No images are to be carried over; print all other material exactly as it stands.

*** PROVIDED DATA

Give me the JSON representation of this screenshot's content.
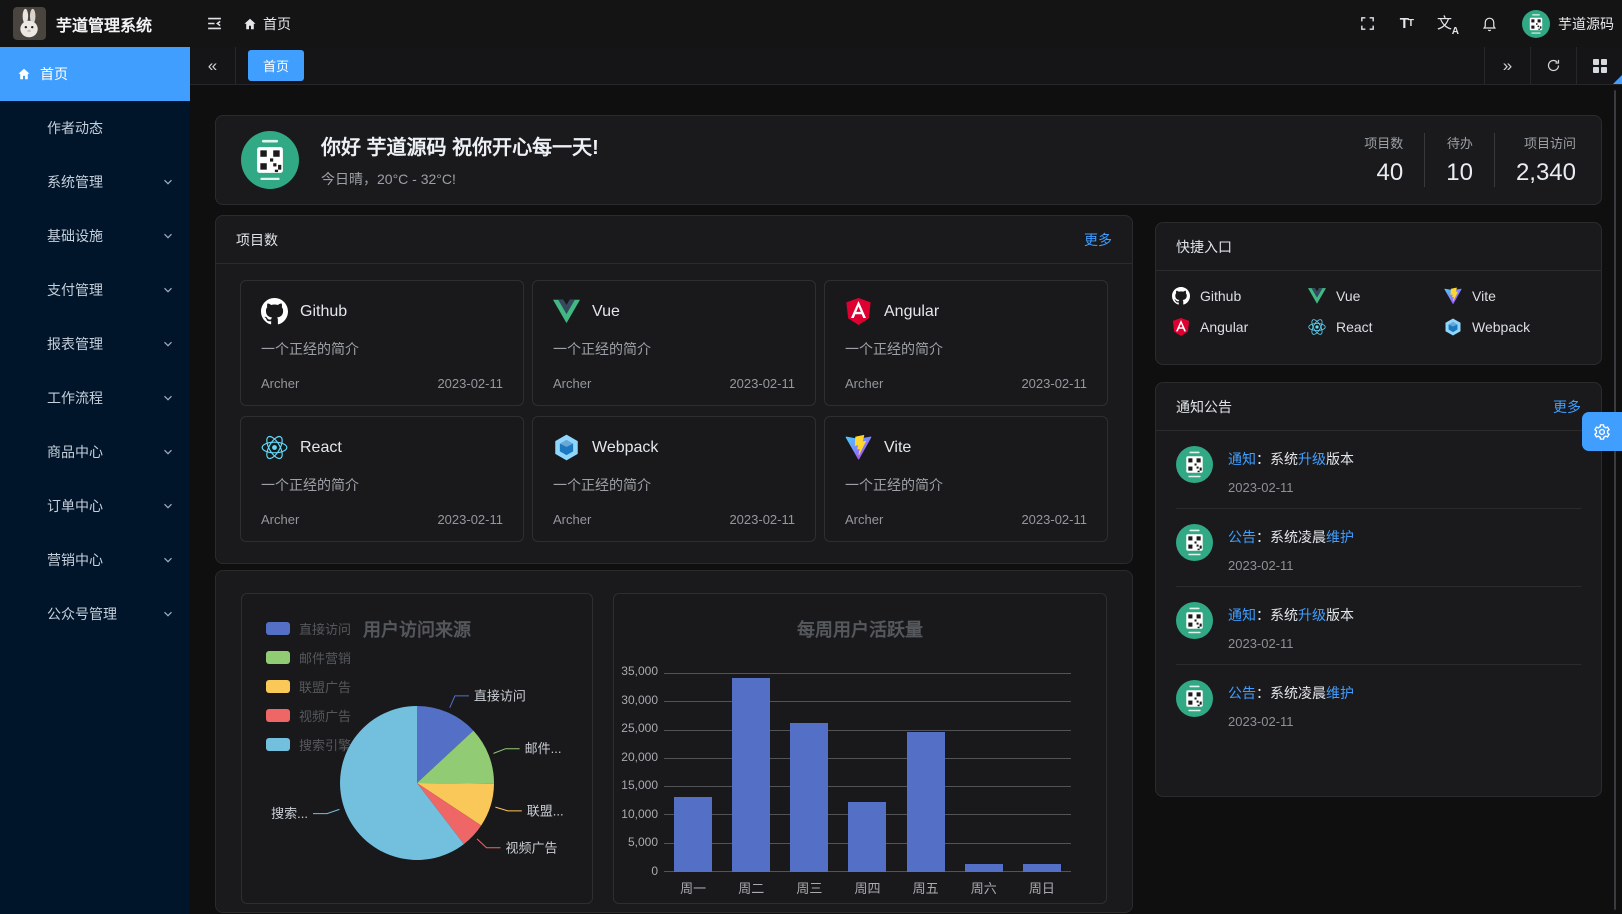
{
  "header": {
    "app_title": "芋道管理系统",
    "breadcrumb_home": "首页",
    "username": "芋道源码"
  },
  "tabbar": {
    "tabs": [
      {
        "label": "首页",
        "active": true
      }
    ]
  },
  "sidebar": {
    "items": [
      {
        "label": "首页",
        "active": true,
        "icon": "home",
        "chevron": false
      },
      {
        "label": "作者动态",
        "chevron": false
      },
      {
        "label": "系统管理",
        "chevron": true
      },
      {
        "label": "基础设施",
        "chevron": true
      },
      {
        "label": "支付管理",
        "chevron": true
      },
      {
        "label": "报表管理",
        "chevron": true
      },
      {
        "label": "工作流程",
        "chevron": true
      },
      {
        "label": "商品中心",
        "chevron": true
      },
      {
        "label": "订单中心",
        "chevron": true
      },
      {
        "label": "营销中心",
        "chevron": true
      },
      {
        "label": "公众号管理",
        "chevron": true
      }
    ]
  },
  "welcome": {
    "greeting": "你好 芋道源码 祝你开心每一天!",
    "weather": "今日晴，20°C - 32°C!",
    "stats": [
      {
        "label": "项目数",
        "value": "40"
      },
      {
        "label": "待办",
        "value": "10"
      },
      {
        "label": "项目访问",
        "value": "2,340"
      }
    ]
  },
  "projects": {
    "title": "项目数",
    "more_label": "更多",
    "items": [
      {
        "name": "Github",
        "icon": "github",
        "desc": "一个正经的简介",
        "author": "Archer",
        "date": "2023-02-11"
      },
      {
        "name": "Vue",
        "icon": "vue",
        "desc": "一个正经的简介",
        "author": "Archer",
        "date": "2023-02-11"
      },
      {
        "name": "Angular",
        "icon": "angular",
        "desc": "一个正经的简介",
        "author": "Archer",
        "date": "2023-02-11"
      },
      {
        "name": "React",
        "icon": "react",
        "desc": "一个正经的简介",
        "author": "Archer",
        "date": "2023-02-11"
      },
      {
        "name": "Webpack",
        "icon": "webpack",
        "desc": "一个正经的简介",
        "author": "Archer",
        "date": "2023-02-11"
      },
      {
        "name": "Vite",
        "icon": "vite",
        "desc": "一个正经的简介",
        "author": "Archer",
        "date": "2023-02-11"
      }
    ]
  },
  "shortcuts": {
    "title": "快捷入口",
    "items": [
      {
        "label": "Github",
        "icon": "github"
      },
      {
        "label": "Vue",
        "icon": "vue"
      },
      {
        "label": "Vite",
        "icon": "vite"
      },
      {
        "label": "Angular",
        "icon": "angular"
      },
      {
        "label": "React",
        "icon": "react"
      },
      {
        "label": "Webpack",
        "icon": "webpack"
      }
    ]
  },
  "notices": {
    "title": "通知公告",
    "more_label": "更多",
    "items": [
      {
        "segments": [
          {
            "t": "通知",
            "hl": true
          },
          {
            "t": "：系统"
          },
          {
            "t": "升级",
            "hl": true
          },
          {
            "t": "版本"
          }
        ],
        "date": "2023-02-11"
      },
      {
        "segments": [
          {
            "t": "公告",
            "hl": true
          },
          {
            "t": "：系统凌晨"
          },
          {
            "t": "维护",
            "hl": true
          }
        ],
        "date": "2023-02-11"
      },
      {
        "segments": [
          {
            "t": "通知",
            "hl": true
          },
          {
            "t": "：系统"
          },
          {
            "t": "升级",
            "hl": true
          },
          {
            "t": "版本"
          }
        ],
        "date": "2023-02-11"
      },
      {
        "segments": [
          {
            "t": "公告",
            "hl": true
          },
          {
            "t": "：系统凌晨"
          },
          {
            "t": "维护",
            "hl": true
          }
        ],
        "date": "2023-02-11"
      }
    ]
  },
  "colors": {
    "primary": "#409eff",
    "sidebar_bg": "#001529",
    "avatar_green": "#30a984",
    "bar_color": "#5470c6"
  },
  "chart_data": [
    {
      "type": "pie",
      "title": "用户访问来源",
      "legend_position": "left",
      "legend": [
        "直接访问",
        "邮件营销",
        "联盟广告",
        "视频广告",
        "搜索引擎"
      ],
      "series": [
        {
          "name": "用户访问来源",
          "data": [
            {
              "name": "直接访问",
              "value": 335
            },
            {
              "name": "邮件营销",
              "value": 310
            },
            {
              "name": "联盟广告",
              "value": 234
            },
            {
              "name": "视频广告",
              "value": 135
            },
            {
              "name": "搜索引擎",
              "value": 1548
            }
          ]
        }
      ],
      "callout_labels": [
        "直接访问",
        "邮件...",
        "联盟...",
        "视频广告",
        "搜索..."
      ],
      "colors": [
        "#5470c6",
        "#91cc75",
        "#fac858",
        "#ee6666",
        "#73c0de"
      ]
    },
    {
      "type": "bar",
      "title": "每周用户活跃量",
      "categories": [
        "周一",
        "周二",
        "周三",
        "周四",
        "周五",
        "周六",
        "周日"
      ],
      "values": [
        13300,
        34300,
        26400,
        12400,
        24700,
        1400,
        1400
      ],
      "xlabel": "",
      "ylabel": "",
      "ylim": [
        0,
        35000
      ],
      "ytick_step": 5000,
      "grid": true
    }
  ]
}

******

- [RESULT OF THIS EXERCISE]
Give me the JSON representation of this screenshot's content.
{
  "header": {
    "app_title": "芋道管理系统",
    "breadcrumb_home": "首页",
    "username": "芋道源码"
  },
  "tabbar": {
    "tabs": [
      {
        "label": "首页",
        "active": true
      }
    ]
  },
  "sidebar": {
    "items": [
      {
        "label": "首页",
        "active": true,
        "icon": "home",
        "chevron": false
      },
      {
        "label": "作者动态",
        "chevron": false
      },
      {
        "label": "系统管理",
        "chevron": true
      },
      {
        "label": "基础设施",
        "chevron": true
      },
      {
        "label": "支付管理",
        "chevron": true
      },
      {
        "label": "报表管理",
        "chevron": true
      },
      {
        "label": "工作流程",
        "chevron": true
      },
      {
        "label": "商品中心",
        "chevron": true
      },
      {
        "label": "订单中心",
        "chevron": true
      },
      {
        "label": "营销中心",
        "chevron": true
      },
      {
        "label": "公众号管理",
        "chevron": true
      }
    ]
  },
  "welcome": {
    "greeting": "你好 芋道源码 祝你开心每一天!",
    "weather": "今日晴，20°C - 32°C!",
    "stats": [
      {
        "label": "项目数",
        "value": "40"
      },
      {
        "label": "待办",
        "value": "10"
      },
      {
        "label": "项目访问",
        "value": "2,340"
      }
    ]
  },
  "projects": {
    "title": "项目数",
    "more_label": "更多",
    "items": [
      {
        "name": "Github",
        "icon": "github",
        "desc": "一个正经的简介",
        "author": "Archer",
        "date": "2023-02-11"
      },
      {
        "name": "Vue",
        "icon": "vue",
        "desc": "一个正经的简介",
        "author": "Archer",
        "date": "2023-02-11"
      },
      {
        "name": "Angular",
        "icon": "angular",
        "desc": "一个正经的简介",
        "author": "Archer",
        "date": "2023-02-11"
      },
      {
        "name": "React",
        "icon": "react",
        "desc": "一个正经的简介",
        "author": "Archer",
        "date": "2023-02-11"
      },
      {
        "name": "Webpack",
        "icon": "webpack",
        "desc": "一个正经的简介",
        "author": "Archer",
        "date": "2023-02-11"
      },
      {
        "name": "Vite",
        "icon": "vite",
        "desc": "一个正经的简介",
        "author": "Archer",
        "date": "2023-02-11"
      }
    ]
  },
  "shortcuts": {
    "title": "快捷入口",
    "items": [
      {
        "label": "Github",
        "icon": "github"
      },
      {
        "label": "Vue",
        "icon": "vue"
      },
      {
        "label": "Vite",
        "icon": "vite"
      },
      {
        "label": "Angular",
        "icon": "angular"
      },
      {
        "label": "React",
        "icon": "react"
      },
      {
        "label": "Webpack",
        "icon": "webpack"
      }
    ]
  },
  "notices": {
    "title": "通知公告",
    "more_label": "更多",
    "items": [
      {
        "segments": [
          {
            "t": "通知",
            "hl": true
          },
          {
            "t": "：系统"
          },
          {
            "t": "升级",
            "hl": true
          },
          {
            "t": "版本"
          }
        ],
        "date": "2023-02-11"
      },
      {
        "segments": [
          {
            "t": "公告",
            "hl": true
          },
          {
            "t": "：系统凌晨"
          },
          {
            "t": "维护",
            "hl": true
          }
        ],
        "date": "2023-02-11"
      },
      {
        "segments": [
          {
            "t": "通知",
            "hl": true
          },
          {
            "t": "：系统"
          },
          {
            "t": "升级",
            "hl": true
          },
          {
            "t": "版本"
          }
        ],
        "date": "2023-02-11"
      },
      {
        "segments": [
          {
            "t": "公告",
            "hl": true
          },
          {
            "t": "：系统凌晨"
          },
          {
            "t": "维护",
            "hl": true
          }
        ],
        "date": "2023-02-11"
      }
    ]
  },
  "colors": {
    "primary": "#409eff",
    "sidebar_bg": "#001529",
    "avatar_green": "#30a984",
    "bar_color": "#5470c6"
  },
  "chart_data": [
    {
      "type": "pie",
      "title": "用户访问来源",
      "legend_position": "left",
      "legend": [
        "直接访问",
        "邮件营销",
        "联盟广告",
        "视频广告",
        "搜索引擎"
      ],
      "series": [
        {
          "name": "用户访问来源",
          "data": [
            {
              "name": "直接访问",
              "value": 335
            },
            {
              "name": "邮件营销",
              "value": 310
            },
            {
              "name": "联盟广告",
              "value": 234
            },
            {
              "name": "视频广告",
              "value": 135
            },
            {
              "name": "搜索引擎",
              "value": 1548
            }
          ]
        }
      ],
      "callout_labels": [
        "直接访问",
        "邮件...",
        "联盟...",
        "视频广告",
        "搜索..."
      ],
      "colors": [
        "#5470c6",
        "#91cc75",
        "#fac858",
        "#ee6666",
        "#73c0de"
      ]
    },
    {
      "type": "bar",
      "title": "每周用户活跃量",
      "categories": [
        "周一",
        "周二",
        "周三",
        "周四",
        "周五",
        "周六",
        "周日"
      ],
      "values": [
        13300,
        34300,
        26400,
        12400,
        24700,
        1400,
        1400
      ],
      "xlabel": "",
      "ylabel": "",
      "ylim": [
        0,
        35000
      ],
      "ytick_step": 5000,
      "grid": true
    }
  ]
}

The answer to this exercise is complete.